▶ **Problem requirements**: Read the listing and extract each line that includes the word "promjene".
-- begin Given data --
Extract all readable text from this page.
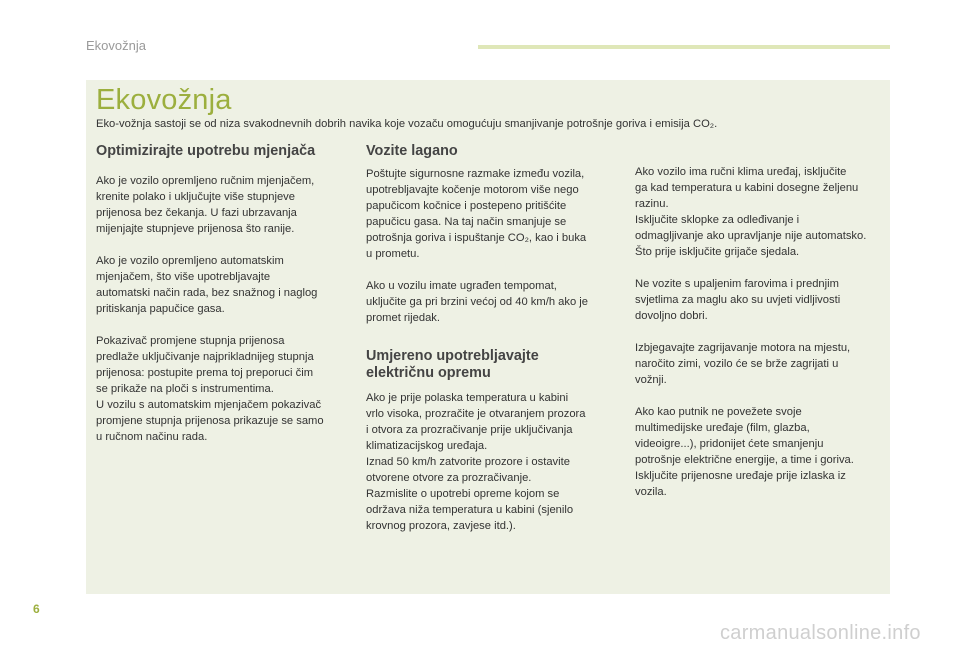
Ekovožnja
Ekovožnja
Eko-vožnja sastoji se od niza svakodnevnih dobrih navika koje vozaču omogućuju smanjivanje potrošnje goriva i emisija CO₂.
Optimizirajte upotrebu mjenjača

Ako je vozilo opremljeno ručnim mjenjačem,
krenite polako i uključujte više stupnjeve
prijenosa bez čekanja. U fazi ubrzavanja
mijenjajte stupnjeve prijenosa što ranije.

Ako je vozilo opremljeno automatskim
mjenjačem, što više upotrebljavajte
automatski način rada, bez snažnog i naglog
pritiskanja papučice gasa.

Pokazivač promjene stupnja prijenosa
predlaže uključivanje najprikladnijeg stupnja
prijenosa: postupite prema toj preporuci čim
se prikaže na ploči s instrumentima.
U vozilu s automatskim mjenjačem pokazivač
promjene stupnja prijenosa prikazuje se samo
u ručnom načinu rada.

Vozite lagano

Poštujte sigurnosne razmake između vozila,
upotrebljavajte kočenje motorom više nego
papučicom kočnice i postepeno pritišćite
papučicu gasa. Na taj način smanjuje se
potrošnja goriva i ispuštanje CO₂, kao i buka
u prometu.

Ako u vozilu imate ugrađen tempomat,
uključite ga pri brzini većoj od 40 km/h ako je
promet rijedak.

Umjereno upotrebljavajte
električnu opremu

Ako je prije polaska temperatura u kabini
vrlo visoka, prozračite je otvaranjem prozora
i otvora za prozračivanje prije uključivanja
klimatizacijskog uređaja.
Iznad 50 km/h zatvorite prozore i ostavite
otvorene otvore za prozračivanje.
Razmislite o upotrebi opreme kojom se
održava niža temperatura u kabini (sjenilo
krovnog prozora, zavjese itd.).

Ako vozilo ima ručni klima uređaj, isključite
ga kad temperatura u kabini dosegne željenu
razinu.
Isključite sklopke za odleđivanje i
odmagljivanje ako upravljanje nije automatsko.
Što prije isključite grijače sjedala.

Ne vozite s upaljenim farovima i prednjim
svjetlima za maglu ako su uvjeti vidljivosti
dovoljno dobri.

Izbjegavajte zagrijavanje motora na mjestu,
naročito zimi, vozilo će se brže zagrijati u
vožnji.

Ako kao putnik ne povežete svoje
multimedijske uređaje (film, glazba,
videoigre...), pridonijet ćete smanjenju
potrošnje električne energije, a time i goriva.
Isključite prijenosne uređaje prije izlaska iz
vozila.

6
carmanualsonline.info
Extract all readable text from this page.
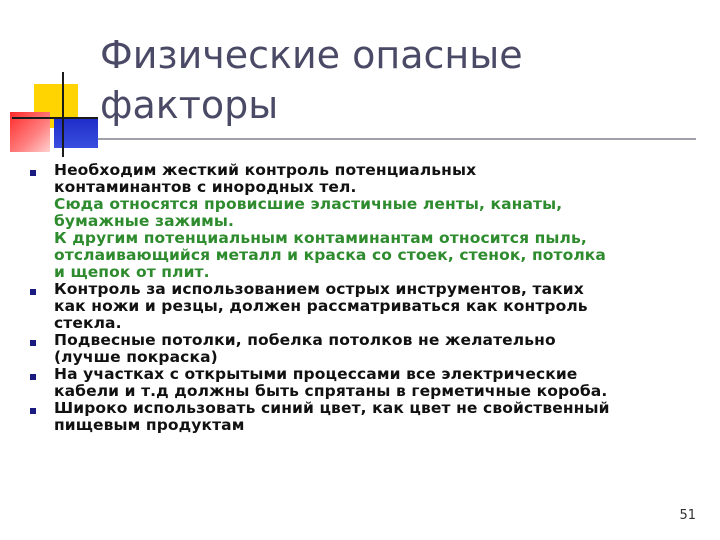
Физические опасные факторы
Необходим жесткий контроль потенциальных
контаминантов с инородных тел.
Сюда относятся провисшие эластичные ленты, канаты,
бумажные зажимы.
К другим потенциальным контаминантам относится пыль,
отслаивающийся металл и краска со стоек, стенок, потолка
и щепок от плит.
Контроль за использованием острых инструментов, таких
как ножи и резцы, должен рассматриваться как контроль
стекла.
Подвесные потолки, побелка потолков не желательно
(лучше покраска)
На участках с открытыми процессами все электрические
кабели и т.д должны быть спрятаны в герметичные короба.
Широко использовать синий цвет, как цвет не свойственный
пищевым продуктам
51
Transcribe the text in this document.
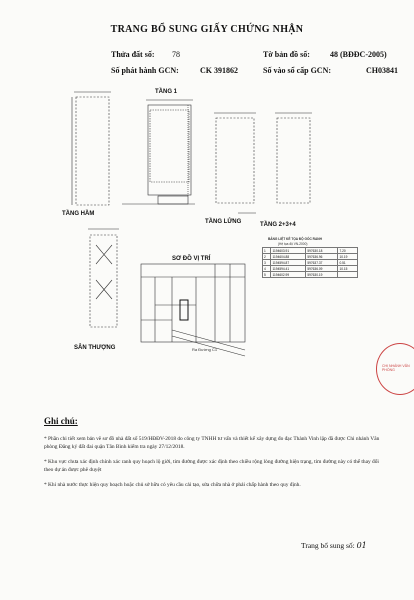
TRANG BỔ SUNG GIẤY CHỨNG NHẬN
Thửa đất số: 78	Tờ bản đồ số:	48 (BĐĐC-2005)
Số phát hành GCN:	CK 391862	Số vào sổ cấp GCN:	CH03841
TẦNG 1
TẦNG HẦM
TẦNG LỬNG	TẦNG 2+3+4
SÂN THƯỢNG
SƠ ĐỒ VỊ TRÍ
Ra Đường C1
BẢNG LIỆT KÊ TỌA ĐỘ GÓC RANH
(Hệ tọa độ VN-2000)
1	1194603.91	597630.18	7.20
2	1194604.88	597636.96	10.19
3	1194594.87	597637.37	0.51
4	1194594.41	597636.09	10.15
5	1194602.99	597630.19	
CHI NHÁNH VĂN PHÒNG
Ghi chú:
* Phần chi tiết xem bản vẽ sơ đồ nhà đất số 519/HĐĐV-2018 do công ty TNHH tư vấn và thiết kế xây dựng đo đạc Thành Vinh lập đã được Chi nhánh Văn phòng Đăng ký đất đai quận Tân Bình kiểm tra ngày 27/12/2018.
* Khu vực chưa xác định chính xác ranh quy hoạch lộ giới, tim đường được xác định theo chiều rộng lòng đường hiện trạng, tim đường này có thể thay đổi theo dự án được phê duyệt
* Khi nhà nước thực hiện quy hoạch hoặc chủ sở hữu có yêu cầu cải tạo, sửa chữa nhà ở phải chấp hành theo quy định.
Trang bổ sung số: 01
-- end Given data --
▶ **Response below**:
Pokazivač promjene stupnja prijenosa
promjene stupnja prijenosa prikazuje se samo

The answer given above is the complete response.